**Source passage:**
And I love that movie poster that Karen has in the post for this movie.

pfgavigan said...


If the heads of Universal thought that Lugosi's voice coming out of the Monster's mouth was ridiculous then they should have realized it when it was (badly) dubbed for Lon Chaney Monster. That happened at the end of 'The Ghost of Frankenstein', a film that needed several rewrites, a different director and someone else as the Monster before it was filmed.

Yeah, it's my least favorite Universal Frankenstein, if even the term 'favorite' can be used.

Actually, of the two I prefer Lugosi to Chaney when it comes to the Monster, Bela actually tried to do something different and was, apparently, undercut by the producers while Lon seemed to sleep walk through his performance.

Despite what I may have implied about Chaney earlier, I do believe he was very effective within his range and this film is proof of it. Talbot tries so hard during this movie to convince others that he is sane, that he is dangerous, that he must be stopped and stopped permanently. It's the actions of those with whom he must contend that make him such a tragic character.

As for my feelings for Lawrence Talbot, the end of 'House of Dracula' made my throat tighten, in a good way, even though I knew it was only temporary.

Thanks for posting Karen. Thanks for retrieving good memories.



Karen said...

Have we reached monster movie fatigue this week?? Thanks Edo, Martinex, and PF for taking the time to comment.

**Data rows:**
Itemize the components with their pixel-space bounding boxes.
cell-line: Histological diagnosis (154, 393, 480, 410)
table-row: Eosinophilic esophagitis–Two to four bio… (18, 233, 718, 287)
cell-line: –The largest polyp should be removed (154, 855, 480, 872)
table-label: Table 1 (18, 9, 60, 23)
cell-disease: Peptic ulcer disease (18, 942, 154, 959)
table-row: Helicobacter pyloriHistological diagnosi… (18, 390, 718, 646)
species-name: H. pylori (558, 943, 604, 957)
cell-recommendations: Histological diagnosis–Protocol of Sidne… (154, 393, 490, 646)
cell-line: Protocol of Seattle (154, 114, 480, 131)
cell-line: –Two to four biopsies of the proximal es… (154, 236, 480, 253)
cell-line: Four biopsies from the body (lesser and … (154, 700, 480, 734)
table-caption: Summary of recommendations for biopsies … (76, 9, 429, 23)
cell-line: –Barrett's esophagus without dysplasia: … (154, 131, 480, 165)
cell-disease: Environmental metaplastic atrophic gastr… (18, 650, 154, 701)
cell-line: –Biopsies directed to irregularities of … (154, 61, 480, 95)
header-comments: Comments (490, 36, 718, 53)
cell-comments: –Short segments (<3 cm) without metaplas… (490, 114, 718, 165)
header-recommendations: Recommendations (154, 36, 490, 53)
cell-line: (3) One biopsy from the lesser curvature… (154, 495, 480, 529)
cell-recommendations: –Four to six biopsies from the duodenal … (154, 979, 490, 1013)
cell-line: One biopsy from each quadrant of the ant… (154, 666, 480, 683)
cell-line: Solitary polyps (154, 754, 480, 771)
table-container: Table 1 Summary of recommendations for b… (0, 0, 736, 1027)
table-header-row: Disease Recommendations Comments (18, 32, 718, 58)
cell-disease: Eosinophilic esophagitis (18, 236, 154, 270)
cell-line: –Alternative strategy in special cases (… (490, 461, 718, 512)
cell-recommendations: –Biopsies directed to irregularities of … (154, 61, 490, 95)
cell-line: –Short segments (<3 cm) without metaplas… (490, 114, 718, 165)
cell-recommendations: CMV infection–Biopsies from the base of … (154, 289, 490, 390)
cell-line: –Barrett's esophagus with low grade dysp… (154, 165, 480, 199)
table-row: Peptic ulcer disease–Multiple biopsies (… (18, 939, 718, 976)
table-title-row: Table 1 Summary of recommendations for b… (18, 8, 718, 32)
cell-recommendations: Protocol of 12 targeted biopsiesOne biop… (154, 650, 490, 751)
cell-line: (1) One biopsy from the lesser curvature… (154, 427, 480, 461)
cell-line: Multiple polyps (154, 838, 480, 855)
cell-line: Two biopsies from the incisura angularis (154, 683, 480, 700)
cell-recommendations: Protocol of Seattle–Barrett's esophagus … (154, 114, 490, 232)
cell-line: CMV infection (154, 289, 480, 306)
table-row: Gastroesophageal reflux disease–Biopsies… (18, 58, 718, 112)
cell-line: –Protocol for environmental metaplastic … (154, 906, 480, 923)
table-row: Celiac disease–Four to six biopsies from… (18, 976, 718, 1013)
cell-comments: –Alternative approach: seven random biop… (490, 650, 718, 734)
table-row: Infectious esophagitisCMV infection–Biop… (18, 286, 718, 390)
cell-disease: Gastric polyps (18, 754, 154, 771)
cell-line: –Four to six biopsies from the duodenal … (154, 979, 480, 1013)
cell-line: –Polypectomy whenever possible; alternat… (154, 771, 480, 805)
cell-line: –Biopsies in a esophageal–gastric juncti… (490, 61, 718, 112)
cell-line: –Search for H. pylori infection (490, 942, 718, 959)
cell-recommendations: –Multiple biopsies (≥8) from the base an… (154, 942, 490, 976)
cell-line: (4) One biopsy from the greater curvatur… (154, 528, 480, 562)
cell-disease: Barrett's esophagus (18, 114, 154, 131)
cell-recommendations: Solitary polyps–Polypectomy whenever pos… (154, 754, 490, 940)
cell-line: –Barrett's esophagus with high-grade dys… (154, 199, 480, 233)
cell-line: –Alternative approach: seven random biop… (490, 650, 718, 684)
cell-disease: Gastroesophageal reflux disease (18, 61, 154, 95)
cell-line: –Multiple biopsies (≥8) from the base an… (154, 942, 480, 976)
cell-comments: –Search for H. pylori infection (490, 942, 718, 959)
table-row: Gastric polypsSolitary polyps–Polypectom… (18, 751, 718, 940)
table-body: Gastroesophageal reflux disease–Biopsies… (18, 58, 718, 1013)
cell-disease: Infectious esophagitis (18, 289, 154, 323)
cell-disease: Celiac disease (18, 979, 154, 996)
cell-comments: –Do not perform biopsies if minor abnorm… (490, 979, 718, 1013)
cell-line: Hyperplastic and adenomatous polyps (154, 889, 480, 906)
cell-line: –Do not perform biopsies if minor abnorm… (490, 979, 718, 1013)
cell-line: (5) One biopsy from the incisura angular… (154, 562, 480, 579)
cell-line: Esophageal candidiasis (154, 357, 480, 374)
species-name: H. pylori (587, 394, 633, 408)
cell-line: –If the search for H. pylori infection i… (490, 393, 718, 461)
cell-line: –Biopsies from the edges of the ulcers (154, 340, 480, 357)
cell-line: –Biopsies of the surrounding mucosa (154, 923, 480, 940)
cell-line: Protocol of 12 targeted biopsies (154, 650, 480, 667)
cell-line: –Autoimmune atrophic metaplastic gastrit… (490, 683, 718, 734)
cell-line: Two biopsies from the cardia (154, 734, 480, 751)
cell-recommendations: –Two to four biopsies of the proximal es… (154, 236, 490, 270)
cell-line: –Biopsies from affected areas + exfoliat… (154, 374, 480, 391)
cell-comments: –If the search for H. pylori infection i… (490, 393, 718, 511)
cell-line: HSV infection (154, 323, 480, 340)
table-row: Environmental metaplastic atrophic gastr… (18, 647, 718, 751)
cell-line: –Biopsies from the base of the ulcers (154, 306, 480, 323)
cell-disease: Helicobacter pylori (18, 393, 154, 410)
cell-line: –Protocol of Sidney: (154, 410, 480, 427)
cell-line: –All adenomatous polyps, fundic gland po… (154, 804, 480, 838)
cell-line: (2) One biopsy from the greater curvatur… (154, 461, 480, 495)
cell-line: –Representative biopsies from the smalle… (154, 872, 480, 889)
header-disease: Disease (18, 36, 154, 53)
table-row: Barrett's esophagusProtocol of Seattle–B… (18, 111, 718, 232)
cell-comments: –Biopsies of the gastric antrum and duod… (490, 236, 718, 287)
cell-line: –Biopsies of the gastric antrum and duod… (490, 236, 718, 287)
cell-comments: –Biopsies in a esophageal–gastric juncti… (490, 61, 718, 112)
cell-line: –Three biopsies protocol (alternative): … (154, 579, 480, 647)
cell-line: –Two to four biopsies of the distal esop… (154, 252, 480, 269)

**Instruction:** Pick up the comment thread about the Universal Frankenstein and Wolf Man films where it stops and write what comes next.

**Result of the task:**
I've seen it said that the Universal Monsters constitute the first shared universe for a set of properties. They certainly predate most other shared universes I can think of. One could at least argue that the 'monster rally' films of Frankenstein Meets the Wolfman, House of Frankenstein, House of Dracula, and if you want to include it (and I do), Abbott and Costello Meet Frankenstein create a roadmap for what Lee and Kirby would do with their cadre of Marvel heroes in the 60s.

Martinex, I'm pleased you like that movie poster. I looked over a bunch but specifically chose that one because I thought it had a comic book cover feel.

PF, I would agree that Ghost of Frankenstein is a poor outing, even though I really love the Ygor character. I didn't care much for Chaney as the Monster either -I suppose I am mostly a Karloff fan. I think Glenn Strange had the right look, but his Monster was little more than a stumbling prop brought out in the final act of the films.

I wish someone would discover that excised footage from FMTW with Lugosi's talking Monster. It might not be great -it might even be cringe-inducing -but I'd like to see what was originally intended for the story. There were whole scenes with Larry and the Monster cut out. Poor Bela. Forced to wear all that make-up and heavy wardrobe at age 60 and then to have so much of his work cut out!

Glad you enjoyed the recaps, and I hope they have inspired some of you to seek out the old monster films again! Preferably at night, in a dark room, all alone....

Humanbelly said...

Oh, tough busy day today, or I probably would have been rattling along continuously with thoughts and observations.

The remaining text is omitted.